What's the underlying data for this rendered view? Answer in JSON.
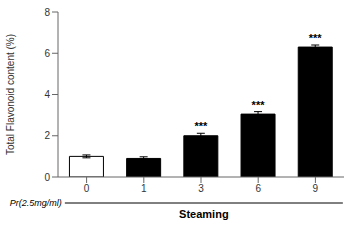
{
  "chart_data": {
    "type": "bar",
    "categories": [
      "0",
      "1",
      "3",
      "6",
      "9"
    ],
    "values": [
      1.0,
      0.9,
      2.0,
      3.05,
      6.3
    ],
    "errors": [
      0.07,
      0.08,
      0.12,
      0.12,
      0.1
    ],
    "colors": [
      "white",
      "black",
      "black",
      "black",
      "black"
    ],
    "ylabel": "Total Flavonoid content (%)",
    "xlabel": "Steaming",
    "annotations": [
      {
        "text": "Pr(2.5mg/ml)"
      },
      {
        "category": "3",
        "text": "***"
      },
      {
        "category": "6",
        "text": "***"
      },
      {
        "category": "9",
        "text": "***"
      }
    ],
    "ylim": [
      0,
      8
    ],
    "yticks": [
      0,
      2,
      4,
      6,
      8
    ]
  }
}
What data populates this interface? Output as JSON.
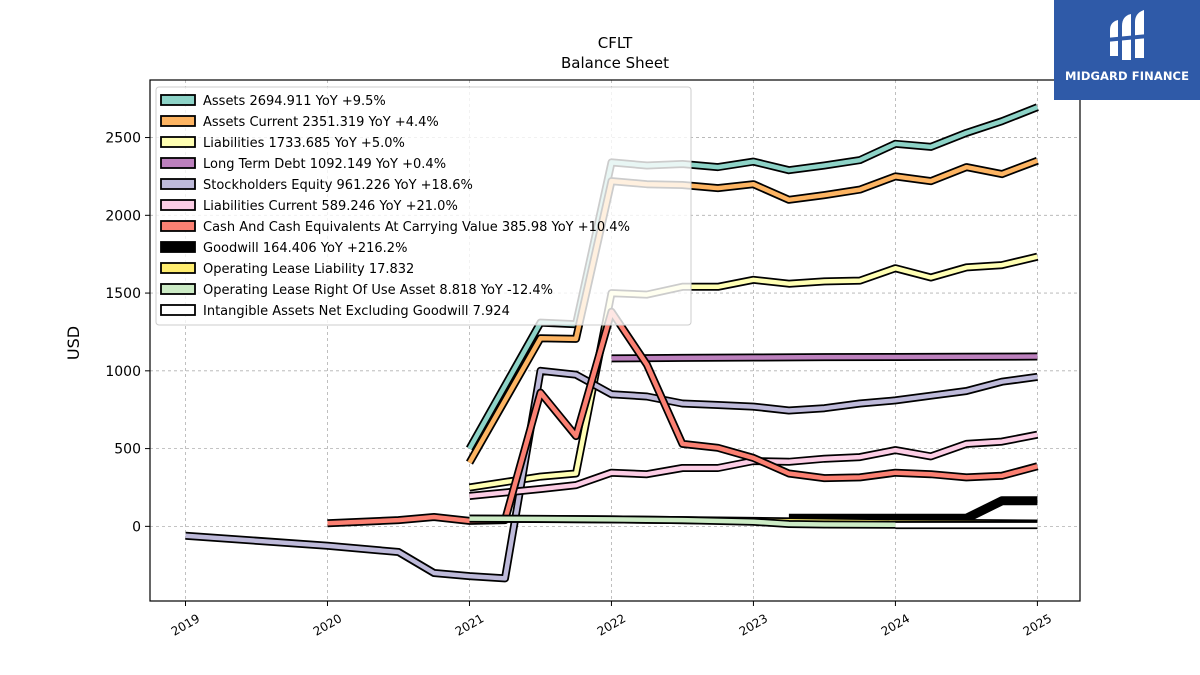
{
  "brand": {
    "name": "MIDGARD FINANCE",
    "bg_color": "#2f5aa8",
    "icon": "midgard-logo-icon"
  },
  "chart_data": {
    "type": "line",
    "title": "CFLT",
    "subtitle": "Balance  Sheet",
    "xlabel": "",
    "ylabel": "USD",
    "xlim": [
      2018.75,
      2025.3
    ],
    "ylim": [
      -480,
      2870
    ],
    "x_ticks": [
      2019,
      2020,
      2021,
      2022,
      2023,
      2024,
      2025
    ],
    "x_tick_labels": [
      "2019",
      "2020",
      "2021",
      "2022",
      "2023",
      "2024",
      "2025"
    ],
    "y_ticks": [
      0,
      500,
      1000,
      1500,
      2000,
      2500
    ],
    "y_tick_labels": [
      "0",
      "500",
      "1000",
      "1500",
      "2000",
      "2500"
    ],
    "grid": true,
    "legend_position": "top-left",
    "series": [
      {
        "name": "Assets",
        "legend_label": "Assets  2694.911 YoY +9.5%",
        "color": "#8dd3c7",
        "points": [
          [
            2021.0,
            500
          ],
          [
            2021.5,
            1310
          ],
          [
            2021.75,
            1300
          ],
          [
            2022.0,
            2340
          ],
          [
            2022.25,
            2320
          ],
          [
            2022.5,
            2330
          ],
          [
            2022.75,
            2310
          ],
          [
            2023.0,
            2345
          ],
          [
            2023.25,
            2290
          ],
          [
            2023.5,
            2320
          ],
          [
            2023.75,
            2355
          ],
          [
            2024.0,
            2460
          ],
          [
            2024.25,
            2440
          ],
          [
            2024.5,
            2530
          ],
          [
            2024.75,
            2605
          ],
          [
            2025.0,
            2695
          ]
        ]
      },
      {
        "name": "Assets Current",
        "legend_label": "Assets Current  2351.319 YoY +4.4%",
        "color": "#fdb462",
        "points": [
          [
            2021.0,
            410
          ],
          [
            2021.5,
            1210
          ],
          [
            2021.75,
            1205
          ],
          [
            2022.0,
            2220
          ],
          [
            2022.25,
            2200
          ],
          [
            2022.5,
            2195
          ],
          [
            2022.75,
            2175
          ],
          [
            2023.0,
            2200
          ],
          [
            2023.25,
            2100
          ],
          [
            2023.5,
            2130
          ],
          [
            2023.75,
            2165
          ],
          [
            2024.0,
            2250
          ],
          [
            2024.25,
            2220
          ],
          [
            2024.5,
            2310
          ],
          [
            2024.75,
            2265
          ],
          [
            2025.0,
            2351
          ]
        ]
      },
      {
        "name": "Liabilities",
        "legend_label": "Liabilities  1733.685 YoY +5.0%",
        "color": "#ffffb3",
        "points": [
          [
            2021.0,
            250
          ],
          [
            2021.5,
            320
          ],
          [
            2021.75,
            340
          ],
          [
            2022.0,
            1500
          ],
          [
            2022.25,
            1490
          ],
          [
            2022.5,
            1540
          ],
          [
            2022.75,
            1540
          ],
          [
            2023.0,
            1585
          ],
          [
            2023.25,
            1560
          ],
          [
            2023.5,
            1575
          ],
          [
            2023.75,
            1580
          ],
          [
            2024.0,
            1660
          ],
          [
            2024.25,
            1600
          ],
          [
            2024.5,
            1665
          ],
          [
            2024.75,
            1680
          ],
          [
            2025.0,
            1734
          ]
        ]
      },
      {
        "name": "Long Term Debt",
        "legend_label": "Long Term Debt  1092.149 YoY +0.4%",
        "color": "#bc80bd",
        "points": [
          [
            2022.0,
            1080
          ],
          [
            2022.5,
            1083
          ],
          [
            2023.0,
            1086
          ],
          [
            2023.5,
            1088
          ],
          [
            2024.0,
            1089
          ],
          [
            2024.5,
            1090
          ],
          [
            2025.0,
            1092
          ]
        ]
      },
      {
        "name": "Stockholders Equity",
        "legend_label": "Stockholders Equity  961.226 YoY +18.6%",
        "color": "#bebada",
        "points": [
          [
            2019.0,
            -60
          ],
          [
            2020.0,
            -125
          ],
          [
            2020.5,
            -165
          ],
          [
            2020.75,
            -300
          ],
          [
            2021.0,
            -320
          ],
          [
            2021.25,
            -335
          ],
          [
            2021.5,
            1000
          ],
          [
            2021.75,
            975
          ],
          [
            2022.0,
            850
          ],
          [
            2022.25,
            835
          ],
          [
            2022.5,
            790
          ],
          [
            2022.75,
            780
          ],
          [
            2023.0,
            770
          ],
          [
            2023.25,
            745
          ],
          [
            2023.5,
            760
          ],
          [
            2023.75,
            790
          ],
          [
            2024.0,
            810
          ],
          [
            2024.25,
            840
          ],
          [
            2024.5,
            870
          ],
          [
            2024.75,
            930
          ],
          [
            2025.0,
            961
          ]
        ]
      },
      {
        "name": "Liabilities Current",
        "legend_label": "Liabilities Current  589.246 YoY +21.0%",
        "color": "#fccde5",
        "points": [
          [
            2021.0,
            195
          ],
          [
            2021.5,
            240
          ],
          [
            2021.75,
            265
          ],
          [
            2022.0,
            345
          ],
          [
            2022.25,
            335
          ],
          [
            2022.5,
            375
          ],
          [
            2022.75,
            375
          ],
          [
            2023.0,
            420
          ],
          [
            2023.25,
            415
          ],
          [
            2023.5,
            435
          ],
          [
            2023.75,
            445
          ],
          [
            2024.0,
            490
          ],
          [
            2024.25,
            450
          ],
          [
            2024.5,
            530
          ],
          [
            2024.75,
            545
          ],
          [
            2025.0,
            589
          ]
        ]
      },
      {
        "name": "Cash And Cash Equivalents At Carrying Value",
        "legend_label": "Cash And Cash Equivalents At Carrying Value  385.98 YoY +10.4%",
        "color": "#fb8072",
        "points": [
          [
            2020.0,
            20
          ],
          [
            2020.5,
            40
          ],
          [
            2020.75,
            60
          ],
          [
            2021.0,
            35
          ],
          [
            2021.25,
            40
          ],
          [
            2021.5,
            860
          ],
          [
            2021.75,
            580
          ],
          [
            2022.0,
            1380
          ],
          [
            2022.25,
            1040
          ],
          [
            2022.5,
            530
          ],
          [
            2022.75,
            505
          ],
          [
            2023.0,
            440
          ],
          [
            2023.25,
            340
          ],
          [
            2023.5,
            310
          ],
          [
            2023.75,
            315
          ],
          [
            2024.0,
            345
          ],
          [
            2024.25,
            335
          ],
          [
            2024.5,
            315
          ],
          [
            2024.75,
            325
          ],
          [
            2025.0,
            386
          ]
        ]
      },
      {
        "name": "Goodwill",
        "legend_label": "Goodwill  164.406 YoY +216.2%",
        "color": "#000000",
        "points": [
          [
            2023.25,
            52
          ],
          [
            2023.5,
            52
          ],
          [
            2023.75,
            52
          ],
          [
            2024.0,
            52
          ],
          [
            2024.25,
            52
          ],
          [
            2024.5,
            52
          ],
          [
            2024.75,
            164
          ],
          [
            2025.0,
            164
          ]
        ]
      },
      {
        "name": "Operating Lease Liability",
        "legend_label": "Operating Lease Liability  17.832",
        "color": "#ffed6f",
        "points": [
          [
            2021.0,
            50
          ],
          [
            2022.0,
            45
          ],
          [
            2023.0,
            35
          ],
          [
            2024.0,
            25
          ],
          [
            2025.0,
            18
          ]
        ]
      },
      {
        "name": "Operating Lease Right Of Use Asset",
        "legend_label": "Operating Lease Right Of Use Asset  8.818 YoY -12.4%",
        "color": "#ccebc5",
        "points": [
          [
            2021.0,
            50
          ],
          [
            2021.5,
            48
          ],
          [
            2022.0,
            45
          ],
          [
            2022.5,
            40
          ],
          [
            2023.0,
            30
          ],
          [
            2023.25,
            15
          ],
          [
            2023.5,
            12
          ],
          [
            2024.0,
            10
          ],
          [
            2024.5,
            9
          ],
          [
            2025.0,
            9
          ]
        ]
      },
      {
        "name": "Intangible Assets Net Excluding Goodwill",
        "legend_label": "Intangible Assets Net Excluding Goodwill  7.924",
        "color": "#ffffff",
        "points": [
          [
            2024.0,
            8
          ],
          [
            2024.5,
            8
          ],
          [
            2025.0,
            8
          ]
        ]
      }
    ]
  }
}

- - - - - - -

* _Directions_
Show all lines above holding "Cash".

* _Answer for this exercise_
        "name": "Cash And Cash Equivalents At Carrying Value",
        "legend_label": "Cash And Cash Equivalents At Carrying Value  385.98 YoY +10.4%",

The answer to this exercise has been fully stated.